Required task. Please write out every line of the items below word for word, leaving out the pictures.

Listed records.

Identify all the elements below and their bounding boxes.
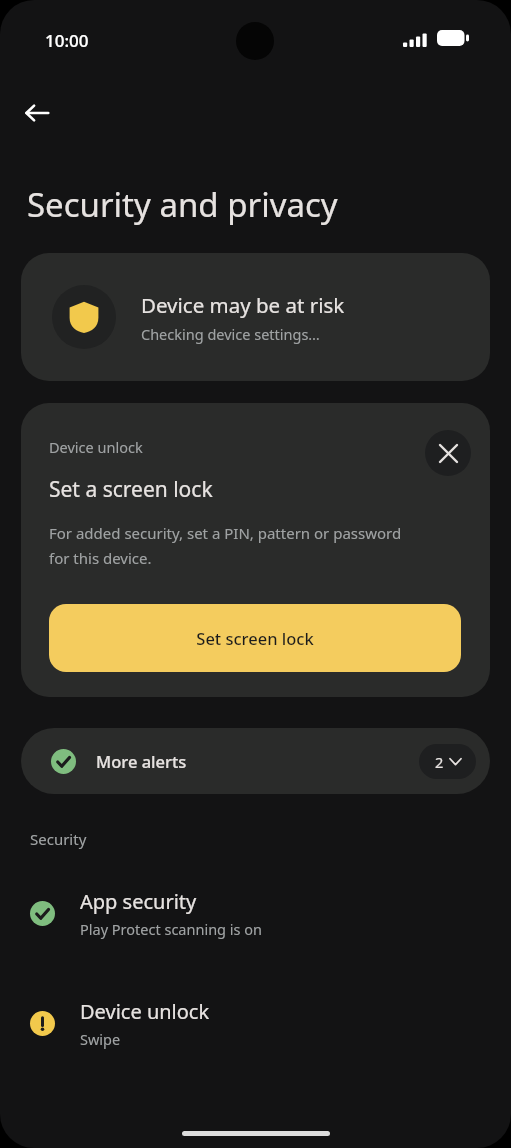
- staticText: Play Protect scanning is on: [80, 919, 262, 939]
- staticText: 2: [435, 752, 444, 772]
- button[interactable]: Dismiss: [425, 430, 471, 476]
- staticText: Security: [30, 829, 87, 849]
- staticText: Security and privacy: [27, 182, 338, 227]
- button[interactable]: Back: [14, 90, 60, 136]
- staticText: 10:00: [45, 29, 89, 52]
- staticText: Checking device settings…: [141, 324, 320, 344]
- staticText: Swipe: [80, 1029, 121, 1049]
- button[interactable]: Device unlock: [0, 986, 511, 1060]
- staticText: Set screen lock: [196, 627, 314, 649]
- button[interactable]: Device may be at risk: [21, 253, 490, 381]
- staticText: Device unlock: [80, 998, 210, 1025]
- staticText: Set a screen lock: [49, 475, 213, 504]
- staticText: More alerts: [96, 750, 187, 772]
- staticText: Device may be at risk: [141, 291, 345, 319]
- button[interactable]: 2: [419, 744, 476, 779]
- button[interactable]: App security: [0, 876, 511, 950]
- staticText: For added security, set a PIN, pattern o…: [49, 523, 402, 568]
- button[interactable]: More alerts: [21, 728, 490, 794]
- staticText: App security: [80, 888, 197, 915]
- button[interactable]: Set screen lock: [49, 604, 461, 672]
- staticText: Device unlock: [49, 437, 143, 457]
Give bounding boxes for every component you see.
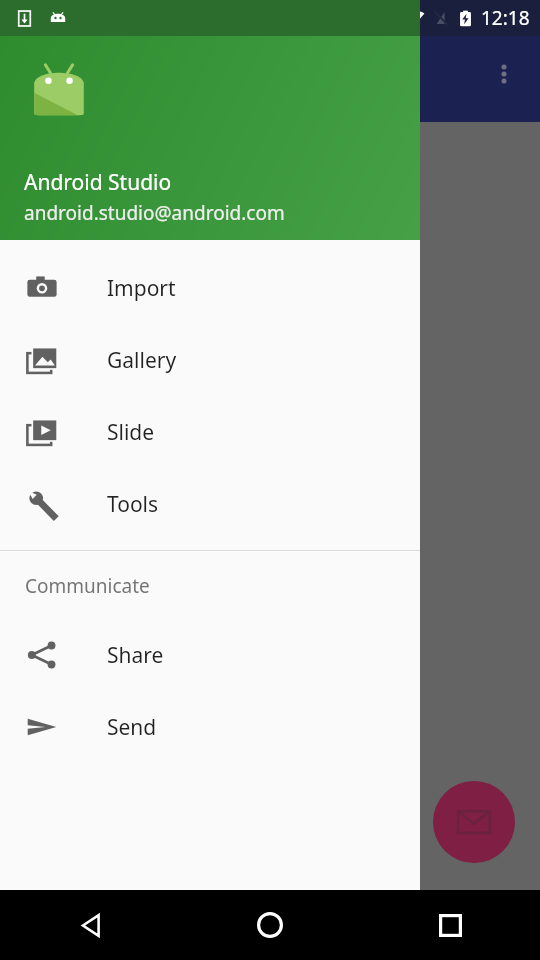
button[interactable]: Import xyxy=(0,252,420,324)
button[interactable]: Gallery xyxy=(0,324,420,396)
staticText: Android Studio xyxy=(24,168,172,197)
button[interactable]: Slide xyxy=(0,396,420,468)
button[interactable]: Recent apps xyxy=(360,890,540,960)
staticText: Slide xyxy=(107,418,155,447)
button[interactable]: Compose email xyxy=(433,781,515,863)
staticText: 12:18 xyxy=(481,5,530,31)
button[interactable]: Home xyxy=(180,890,360,960)
staticText: Tools xyxy=(107,490,159,519)
staticText: Communicate xyxy=(25,573,150,599)
staticText: android.studio@android.com xyxy=(24,200,285,226)
staticText: Send xyxy=(107,713,157,742)
button[interactable]: Tools xyxy=(0,468,420,540)
button[interactable]: Share xyxy=(0,619,420,691)
button[interactable]: More options xyxy=(480,50,528,98)
button[interactable]: Back xyxy=(0,890,180,960)
staticText: Gallery xyxy=(107,346,177,375)
button[interactable]: Send xyxy=(0,691,420,763)
staticText: Import xyxy=(107,274,176,303)
staticText: Share xyxy=(107,641,164,670)
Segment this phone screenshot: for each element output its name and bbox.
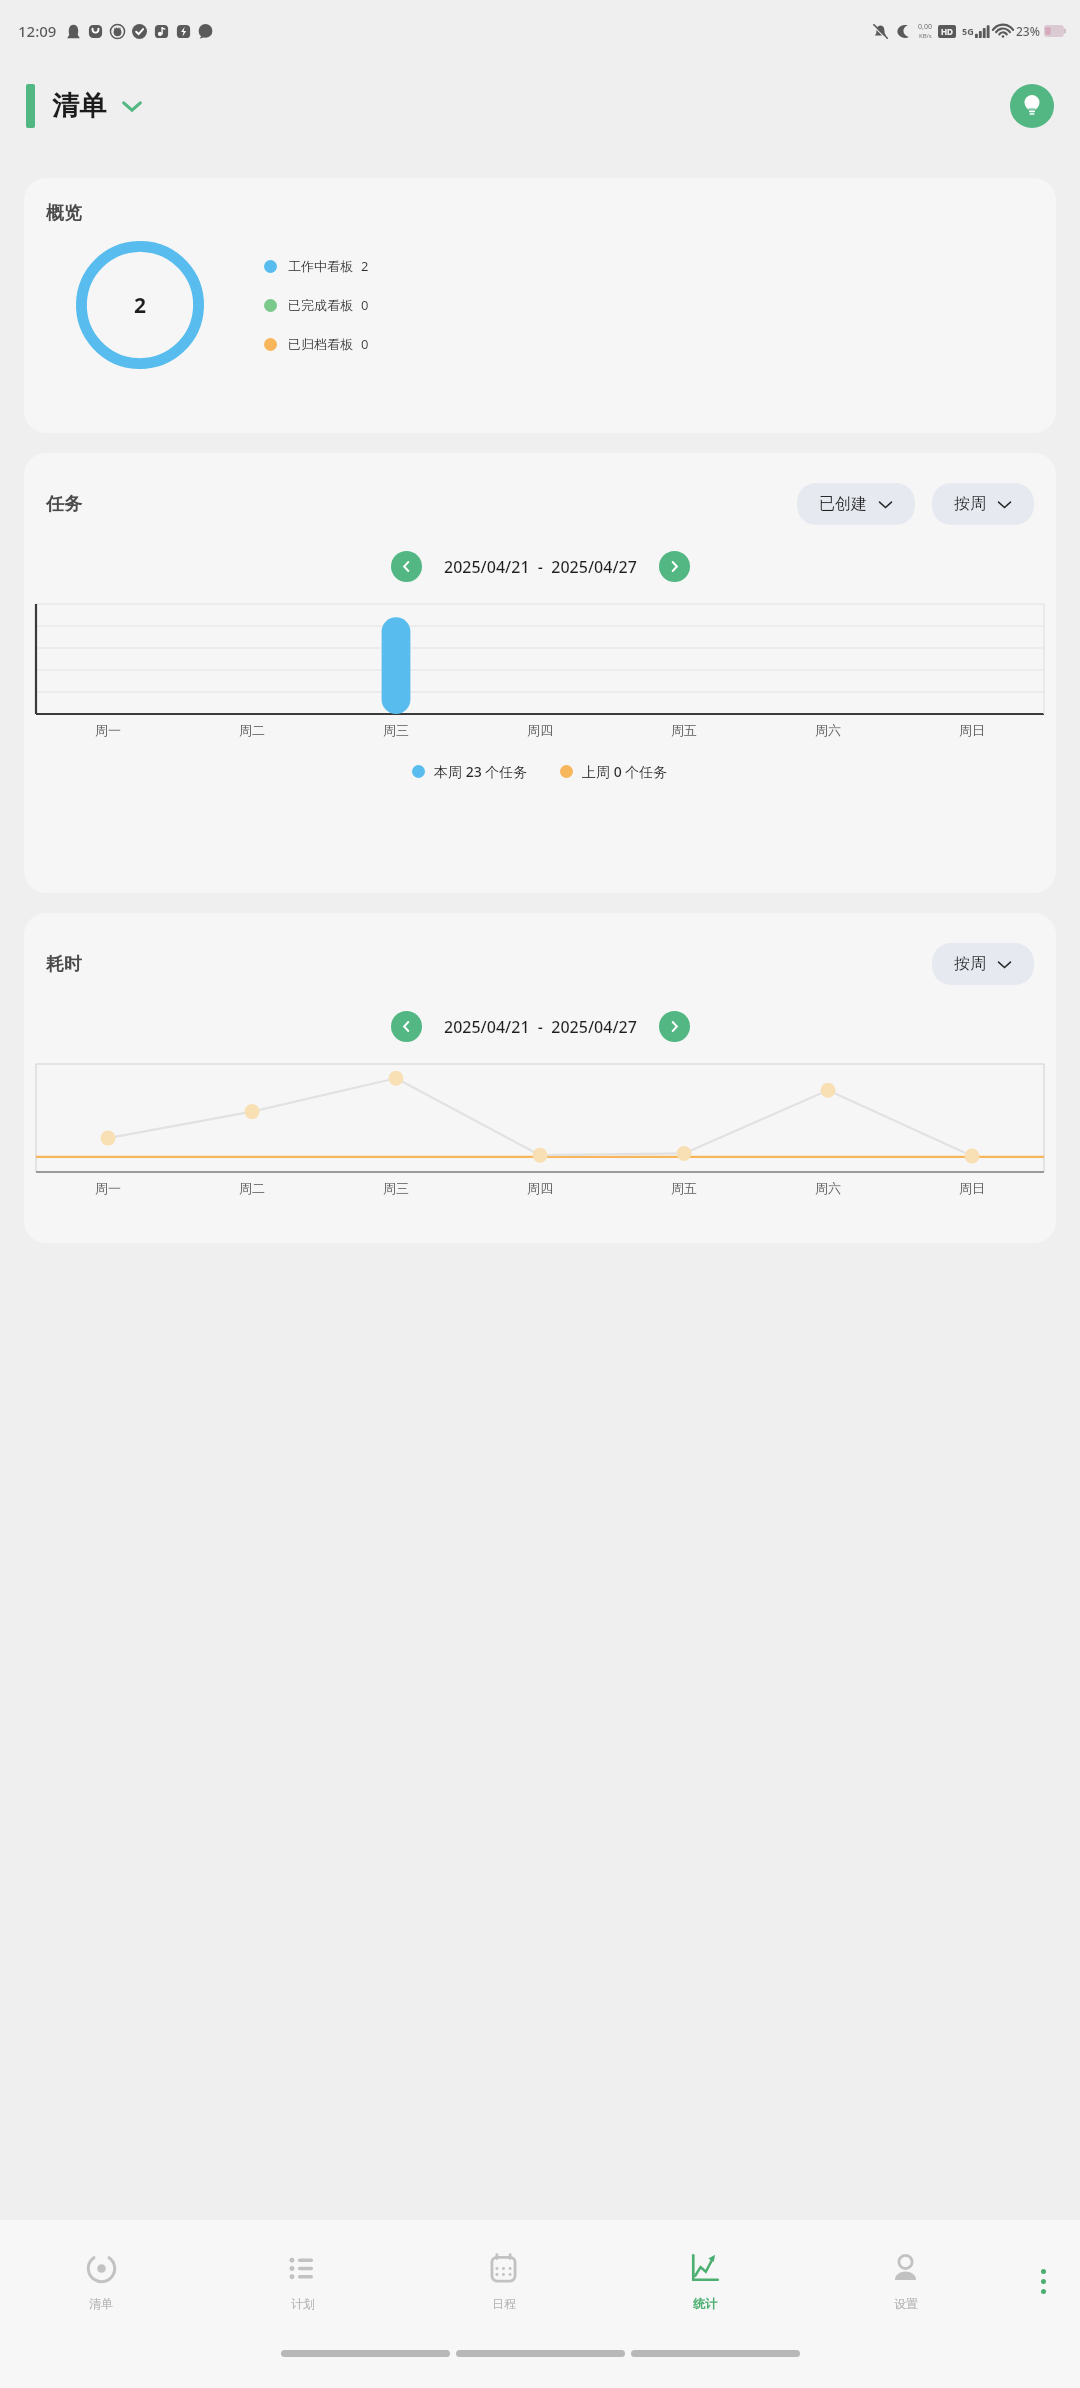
staticText: 周日 bbox=[900, 1180, 1044, 1196]
staticText: 周二 bbox=[180, 1180, 324, 1196]
staticText: 统计 bbox=[693, 2296, 717, 2311]
staticText: 周三 bbox=[324, 722, 468, 738]
button[interactable]: 计划 bbox=[202, 2220, 403, 2342]
staticText: 概览 bbox=[46, 202, 82, 225]
staticText: 5G bbox=[962, 25, 974, 37]
staticText: 设置 bbox=[894, 2296, 918, 2311]
button[interactable]: 清单 bbox=[26, 84, 145, 128]
staticText: 上周 0 个任务 bbox=[582, 762, 668, 781]
button[interactable]: 上一周 bbox=[391, 1011, 422, 1042]
staticText: 清单 bbox=[89, 2296, 113, 2311]
staticText: 2 bbox=[134, 291, 147, 320]
staticText: 按周 bbox=[954, 494, 986, 514]
staticText: 2 bbox=[361, 257, 369, 275]
staticText: 2025/04/21 - 2025/04/27 bbox=[444, 556, 637, 578]
staticText: 耗时 bbox=[46, 953, 82, 976]
staticText: 0,00 bbox=[918, 22, 932, 32]
button[interactable]: 已创建 bbox=[797, 483, 915, 525]
button[interactable]: 设置 bbox=[805, 2220, 1006, 2342]
staticText: 已创建 bbox=[819, 494, 867, 514]
staticText: 周日 bbox=[900, 722, 1044, 738]
staticText: 周四 bbox=[468, 722, 612, 738]
staticText: 工作中看板 bbox=[288, 258, 353, 274]
staticText: KB/s bbox=[919, 32, 932, 40]
staticText: 周五 bbox=[612, 1180, 756, 1196]
staticText: 已归档看板 bbox=[288, 336, 353, 352]
staticText: HD bbox=[941, 26, 953, 37]
staticText: 按周 bbox=[954, 954, 986, 974]
button[interactable]: 提示 bbox=[1010, 84, 1054, 128]
button[interactable]: 更多 bbox=[1006, 2220, 1080, 2342]
button[interactable]: 上一周 bbox=[391, 551, 422, 582]
staticText: 日程 bbox=[492, 2296, 516, 2311]
staticText: 23% bbox=[1016, 23, 1040, 39]
button[interactable]: 下一周 bbox=[659, 551, 690, 582]
staticText: 周三 bbox=[324, 1180, 468, 1196]
button[interactable]: 统计 bbox=[604, 2220, 805, 2342]
button[interactable]: 按周 bbox=[932, 483, 1034, 525]
button[interactable]: 下一周 bbox=[659, 1011, 690, 1042]
button[interactable]: 日程 bbox=[403, 2220, 604, 2342]
staticText: 任务 bbox=[46, 493, 82, 516]
staticText: 计划 bbox=[291, 2296, 315, 2311]
staticText: 本周 23 个任务 bbox=[434, 762, 528, 781]
staticText: 12:09 bbox=[18, 21, 57, 41]
staticText: 2025/04/21 - 2025/04/27 bbox=[444, 1016, 637, 1038]
button[interactable]: 按周 bbox=[932, 943, 1034, 985]
staticText: 周一 bbox=[36, 722, 180, 738]
button[interactable]: 清单 bbox=[0, 2220, 202, 2342]
staticText: 周一 bbox=[36, 1180, 180, 1196]
staticText: 0 bbox=[361, 335, 369, 353]
staticText: 周四 bbox=[468, 1180, 612, 1196]
staticText: 周二 bbox=[180, 722, 324, 738]
staticText: 已完成看板 bbox=[288, 297, 353, 313]
staticText: 周五 bbox=[612, 722, 756, 738]
staticText: 清单 bbox=[52, 89, 106, 123]
staticText: 周六 bbox=[756, 722, 900, 738]
staticText: 周六 bbox=[756, 1180, 900, 1196]
staticText: 0 bbox=[361, 296, 369, 314]
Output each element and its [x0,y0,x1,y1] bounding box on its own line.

Correct response.
Identify all the elements below and their bounding boxes.
- staticText: Play Protect scanning is on: [80, 919, 262, 939]
- staticText: 2: [435, 752, 444, 772]
- button[interactable]: Dismiss: [425, 430, 471, 476]
- staticText: Security: [30, 829, 87, 849]
- staticText: Security and privacy: [27, 182, 338, 227]
- button[interactable]: Back: [14, 90, 60, 136]
- staticText: 10:00: [45, 29, 89, 52]
- staticText: Checking device settings…: [141, 324, 320, 344]
- staticText: Swipe: [80, 1029, 121, 1049]
- button[interactable]: Device unlock: [0, 986, 511, 1060]
- staticText: Set screen lock: [196, 627, 314, 649]
- button[interactable]: Device may be at risk: [21, 253, 490, 381]
- staticText: Device unlock: [80, 998, 210, 1025]
- staticText: Set a screen lock: [49, 475, 213, 504]
- staticText: More alerts: [96, 750, 187, 772]
- staticText: Device may be at risk: [141, 291, 345, 319]
- button[interactable]: 2: [419, 744, 476, 779]
- button[interactable]: App security: [0, 876, 511, 950]
- staticText: For added security, set a PIN, pattern o…: [49, 523, 402, 568]
- button[interactable]: More alerts: [21, 728, 490, 794]
- staticText: App security: [80, 888, 197, 915]
- button[interactable]: Set screen lock: [49, 604, 461, 672]
- staticText: Device unlock: [49, 437, 143, 457]
Give bounding boxes for every component you see.
button[interactable]: Import xyxy=(0,252,420,324)
button[interactable]: Gallery xyxy=(0,324,420,396)
staticText: Android Studio xyxy=(24,168,172,197)
button[interactable]: Slide xyxy=(0,396,420,468)
button[interactable]: Recent apps xyxy=(360,890,540,960)
staticText: Slide xyxy=(107,418,155,447)
button[interactable]: Compose email xyxy=(433,781,515,863)
staticText: 12:18 xyxy=(481,5,530,31)
button[interactable]: Home xyxy=(180,890,360,960)
staticText: Tools xyxy=(107,490,159,519)
staticText: Communicate xyxy=(25,573,150,599)
staticText: android.studio@android.com xyxy=(24,200,285,226)
staticText: Send xyxy=(107,713,157,742)
button[interactable]: Tools xyxy=(0,468,420,540)
button[interactable]: Share xyxy=(0,619,420,691)
button[interactable]: More options xyxy=(480,50,528,98)
button[interactable]: Back xyxy=(0,890,180,960)
staticText: Gallery xyxy=(107,346,177,375)
button[interactable]: Send xyxy=(0,691,420,763)
staticText: Import xyxy=(107,274,176,303)
staticText: Share xyxy=(107,641,164,670)
Segment this phone screenshot: for each element output its name and bbox.
staticText: 周日 bbox=[900, 1180, 1044, 1196]
staticText: 周二 bbox=[180, 1180, 324, 1196]
staticText: 统计 bbox=[693, 2296, 717, 2311]
staticText: 周三 bbox=[324, 722, 468, 738]
button[interactable]: 计划 bbox=[202, 2220, 403, 2342]
staticText: 概览 bbox=[46, 202, 82, 225]
staticText: 5G bbox=[962, 25, 974, 37]
staticText: 设置 bbox=[894, 2296, 918, 2311]
button[interactable]: 清单 bbox=[26, 84, 145, 128]
staticText: 上周 0 个任务 bbox=[582, 762, 668, 781]
button[interactable]: 上一周 bbox=[391, 1011, 422, 1042]
staticText: 清单 bbox=[89, 2296, 113, 2311]
staticText: 2 bbox=[134, 291, 147, 320]
staticText: 按周 bbox=[954, 494, 986, 514]
staticText: 2 bbox=[361, 257, 369, 275]
staticText: 2025/04/21 - 2025/04/27 bbox=[444, 556, 637, 578]
staticText: 耗时 bbox=[46, 953, 82, 976]
staticText: 0,00 bbox=[918, 22, 932, 32]
button[interactable]: 已创建 bbox=[797, 483, 915, 525]
button[interactable]: 设置 bbox=[805, 2220, 1006, 2342]
staticText: 已创建 bbox=[819, 494, 867, 514]
staticText: 周日 bbox=[900, 722, 1044, 738]
staticText: 周四 bbox=[468, 722, 612, 738]
staticText: 工作中看板 bbox=[288, 258, 353, 274]
staticText: KB/s bbox=[919, 32, 932, 40]
staticText: 周五 bbox=[612, 1180, 756, 1196]
staticText: 已归档看板 bbox=[288, 336, 353, 352]
staticText: HD bbox=[941, 26, 953, 37]
staticText: 按周 bbox=[954, 954, 986, 974]
button[interactable]: 提示 bbox=[1010, 84, 1054, 128]
button[interactable]: 更多 bbox=[1006, 2220, 1080, 2342]
button[interactable]: 上一周 bbox=[391, 551, 422, 582]
staticText: 日程 bbox=[492, 2296, 516, 2311]
staticText: 23% bbox=[1016, 23, 1040, 39]
button[interactable]: 下一周 bbox=[659, 551, 690, 582]
staticText: 周三 bbox=[324, 1180, 468, 1196]
button[interactable]: 统计 bbox=[604, 2220, 805, 2342]
button[interactable]: 按周 bbox=[932, 483, 1034, 525]
button[interactable]: 下一周 bbox=[659, 1011, 690, 1042]
button[interactable]: 日程 bbox=[403, 2220, 604, 2342]
staticText: 任务 bbox=[46, 493, 82, 516]
staticText: 计划 bbox=[291, 2296, 315, 2311]
staticText: 本周 23 个任务 bbox=[434, 762, 528, 781]
staticText: 12:09 bbox=[18, 21, 57, 41]
staticText: 2025/04/21 - 2025/04/27 bbox=[444, 1016, 637, 1038]
button[interactable]: 按周 bbox=[932, 943, 1034, 985]
staticText: 周一 bbox=[36, 722, 180, 738]
button[interactable]: 清单 bbox=[0, 2220, 202, 2342]
staticText: 周一 bbox=[36, 1180, 180, 1196]
staticText: 0 bbox=[361, 335, 369, 353]
staticText: 周四 bbox=[468, 1180, 612, 1196]
staticText: 周二 bbox=[180, 722, 324, 738]
staticText: 已完成看板 bbox=[288, 297, 353, 313]
staticText: 周五 bbox=[612, 722, 756, 738]
staticText: 清单 bbox=[52, 89, 106, 123]
staticText: 周六 bbox=[756, 722, 900, 738]
staticText: 周六 bbox=[756, 1180, 900, 1196]
staticText: 0 bbox=[361, 296, 369, 314]
Output each element and its [x0,y0,x1,y1] bounding box on its own line.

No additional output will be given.